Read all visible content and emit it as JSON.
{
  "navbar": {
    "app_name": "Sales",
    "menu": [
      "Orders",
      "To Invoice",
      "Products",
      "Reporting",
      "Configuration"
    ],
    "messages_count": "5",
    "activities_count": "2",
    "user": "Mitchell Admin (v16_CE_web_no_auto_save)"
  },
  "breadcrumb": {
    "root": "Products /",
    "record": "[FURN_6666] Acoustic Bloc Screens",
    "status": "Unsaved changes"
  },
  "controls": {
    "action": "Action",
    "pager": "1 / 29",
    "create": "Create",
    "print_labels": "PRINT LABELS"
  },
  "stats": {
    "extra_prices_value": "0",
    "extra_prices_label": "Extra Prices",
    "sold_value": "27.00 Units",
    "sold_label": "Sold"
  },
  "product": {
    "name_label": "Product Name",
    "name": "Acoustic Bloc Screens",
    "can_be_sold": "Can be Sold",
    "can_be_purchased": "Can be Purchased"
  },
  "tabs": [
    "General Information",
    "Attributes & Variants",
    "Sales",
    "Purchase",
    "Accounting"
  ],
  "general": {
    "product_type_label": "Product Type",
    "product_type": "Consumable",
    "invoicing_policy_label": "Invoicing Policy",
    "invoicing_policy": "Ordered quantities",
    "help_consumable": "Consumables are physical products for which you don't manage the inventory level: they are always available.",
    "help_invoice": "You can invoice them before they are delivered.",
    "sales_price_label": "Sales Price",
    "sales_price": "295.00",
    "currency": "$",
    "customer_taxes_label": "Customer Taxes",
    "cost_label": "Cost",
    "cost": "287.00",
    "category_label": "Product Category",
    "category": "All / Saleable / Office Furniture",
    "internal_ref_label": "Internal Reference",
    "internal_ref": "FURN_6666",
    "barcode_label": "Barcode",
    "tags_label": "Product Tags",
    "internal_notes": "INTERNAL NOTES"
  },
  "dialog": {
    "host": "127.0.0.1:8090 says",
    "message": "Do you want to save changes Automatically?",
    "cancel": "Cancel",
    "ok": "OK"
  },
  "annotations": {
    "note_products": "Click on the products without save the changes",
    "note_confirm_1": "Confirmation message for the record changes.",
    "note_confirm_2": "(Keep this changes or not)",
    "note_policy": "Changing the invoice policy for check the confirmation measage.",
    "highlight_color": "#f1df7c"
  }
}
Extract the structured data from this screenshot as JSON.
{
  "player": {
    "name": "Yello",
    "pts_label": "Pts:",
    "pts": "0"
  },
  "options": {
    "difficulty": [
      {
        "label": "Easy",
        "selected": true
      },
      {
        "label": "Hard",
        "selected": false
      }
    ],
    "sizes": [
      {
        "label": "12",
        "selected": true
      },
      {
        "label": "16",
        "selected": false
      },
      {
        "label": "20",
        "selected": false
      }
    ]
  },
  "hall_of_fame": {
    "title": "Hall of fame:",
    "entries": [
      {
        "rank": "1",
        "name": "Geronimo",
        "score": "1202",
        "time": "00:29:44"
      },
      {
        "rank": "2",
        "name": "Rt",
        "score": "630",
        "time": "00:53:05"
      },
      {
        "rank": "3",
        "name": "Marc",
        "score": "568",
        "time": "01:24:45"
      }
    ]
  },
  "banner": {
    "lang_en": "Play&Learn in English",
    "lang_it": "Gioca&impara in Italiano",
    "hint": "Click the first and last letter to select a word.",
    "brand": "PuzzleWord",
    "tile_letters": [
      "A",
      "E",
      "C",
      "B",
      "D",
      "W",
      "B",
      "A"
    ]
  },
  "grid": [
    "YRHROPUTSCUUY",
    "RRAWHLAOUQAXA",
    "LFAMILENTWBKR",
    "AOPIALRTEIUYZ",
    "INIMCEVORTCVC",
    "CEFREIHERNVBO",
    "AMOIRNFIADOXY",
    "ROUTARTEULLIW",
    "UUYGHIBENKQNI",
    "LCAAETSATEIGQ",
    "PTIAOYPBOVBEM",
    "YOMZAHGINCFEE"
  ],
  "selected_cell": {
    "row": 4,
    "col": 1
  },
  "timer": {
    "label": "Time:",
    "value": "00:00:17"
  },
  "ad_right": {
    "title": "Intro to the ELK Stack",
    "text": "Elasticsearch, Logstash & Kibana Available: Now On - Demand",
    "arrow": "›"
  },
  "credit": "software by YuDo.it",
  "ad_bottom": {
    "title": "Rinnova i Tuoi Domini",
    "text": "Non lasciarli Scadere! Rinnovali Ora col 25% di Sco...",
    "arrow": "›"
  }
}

Job: Give the entries once more, exactly as they appear.

Finished answer:
Read all visible content and emit it as JSON.
{
  "navbar": {
    "app_name": "Sales",
    "menu": [
      "Orders",
      "To Invoice",
      "Products",
      "Reporting",
      "Configuration"
    ],
    "messages_count": "5",
    "activities_count": "2",
    "user": "Mitchell Admin (v16_CE_web_no_auto_save)"
  },
  "breadcrumb": {
    "root": "Products /",
    "record": "[FURN_6666] Acoustic Bloc Screens",
    "status": "Unsaved changes"
  },
  "controls": {
    "action": "Action",
    "pager": "1 / 29",
    "create": "Create",
    "print_labels": "PRINT LABELS"
  },
  "stats": {
    "extra_prices_value": "0",
    "extra_prices_label": "Extra Prices",
    "sold_value": "27.00 Units",
    "sold_label": "Sold"
  },
  "product": {
    "name_label": "Product Name",
    "name": "Acoustic Bloc Screens",
    "can_be_sold": "Can be Sold",
    "can_be_purchased": "Can be Purchased"
  },
  "tabs": [
    "General Information",
    "Attributes & Variants",
    "Sales",
    "Purchase",
    "Accounting"
  ],
  "general": {
    "product_type_label": "Product Type",
    "product_type": "Consumable",
    "invoicing_policy_label": "Invoicing Policy",
    "invoicing_policy": "Ordered quantities",
    "help_consumable": "Consumables are physical products for which you don't manage the inventory level: they are always available.",
    "help_invoice": "You can invoice them before they are delivered.",
    "sales_price_label": "Sales Price",
    "sales_price": "295.00",
    "currency": "$",
    "customer_taxes_label": "Customer Taxes",
    "cost_label": "Cost",
    "cost": "287.00",
    "category_label": "Product Category",
    "category": "All / Saleable / Office Furniture",
    "internal_ref_label": "Internal Reference",
    "internal_ref": "FURN_6666",
    "barcode_label": "Barcode",
    "tags_label": "Product Tags",
    "internal_notes": "INTERNAL NOTES"
  },
  "dialog": {
    "host": "127.0.0.1:8090 says",
    "message": "Do you want to save changes Automatically?",
    "cancel": "Cancel",
    "ok": "OK"
  },
  "annotations": {
    "note_products": "Click on the products without save the changes",
    "note_confirm_1": "Confirmation message for the record changes.",
    "note_confirm_2": "(Keep this changes or not)",
    "note_policy": "Changing the invoice policy for check the confirmation measage.",
    "highlight_color": "#f1df7c"
  }
}
Extract the structured data from this screenshot as JSON.
{
  "player": {
    "name": "Yello",
    "pts_label": "Pts:",
    "pts": "0"
  },
  "options": {
    "difficulty": [
      {
        "label": "Easy",
        "selected": true
      },
      {
        "label": "Hard",
        "selected": false
      }
    ],
    "sizes": [
      {
        "label": "12",
        "selected": true
      },
      {
        "label": "16",
        "selected": false
      },
      {
        "label": "20",
        "selected": false
      }
    ]
  },
  "hall_of_fame": {
    "title": "Hall of fame:",
    "entries": [
      {
        "rank": "1",
        "name": "Geronimo",
        "score": "1202",
        "time": "00:29:44"
      },
      {
        "rank": "2",
        "name": "Rt",
        "score": "630",
        "time": "00:53:05"
      },
      {
        "rank": "3",
        "name": "Marc",
        "score": "568",
        "time": "01:24:45"
      }
    ]
  },
  "banner": {
    "lang_en": "Play&Learn in English",
    "lang_it": "Gioca&impara in Italiano",
    "hint": "Click the first and last letter to select a word.",
    "brand": "PuzzleWord",
    "tile_letters": [
      "A",
      "E",
      "C",
      "B",
      "D",
      "W",
      "B",
      "A"
    ]
  },
  "grid": [
    "YRHROPUTSCUUY",
    "RRAWHLAOUQAXA",
    "LFAMILENTWBKR",
    "AOPIALRTEIUYZ",
    "INIMCEVORTCVC",
    "CEFREIHERNVBO",
    "AMOIRNFIADOXY",
    "ROUTARTEULLIW",
    "UUYGHIBENKQNI",
    "LCAAETSATEIGQ",
    "PTIAOYPBOVBEM",
    "YOMZAHGINCFEE"
  ],
  "selected_cell": {
    "row": 4,
    "col": 1
  },
  "timer": {
    "label": "Time:",
    "value": "00:00:17"
  },
  "ad_right": {
    "title": "Intro to the ELK Stack",
    "text": "Elasticsearch, Logstash & Kibana Available: Now On - Demand",
    "arrow": "›"
  },
  "credit": "software by YuDo.it",
  "ad_bottom": {
    "title": "Rinnova i Tuoi Domini",
    "text": "Non lasciarli Scadere! Rinnovali Ora col 25% di Sco...",
    "arrow": "›"
  }
}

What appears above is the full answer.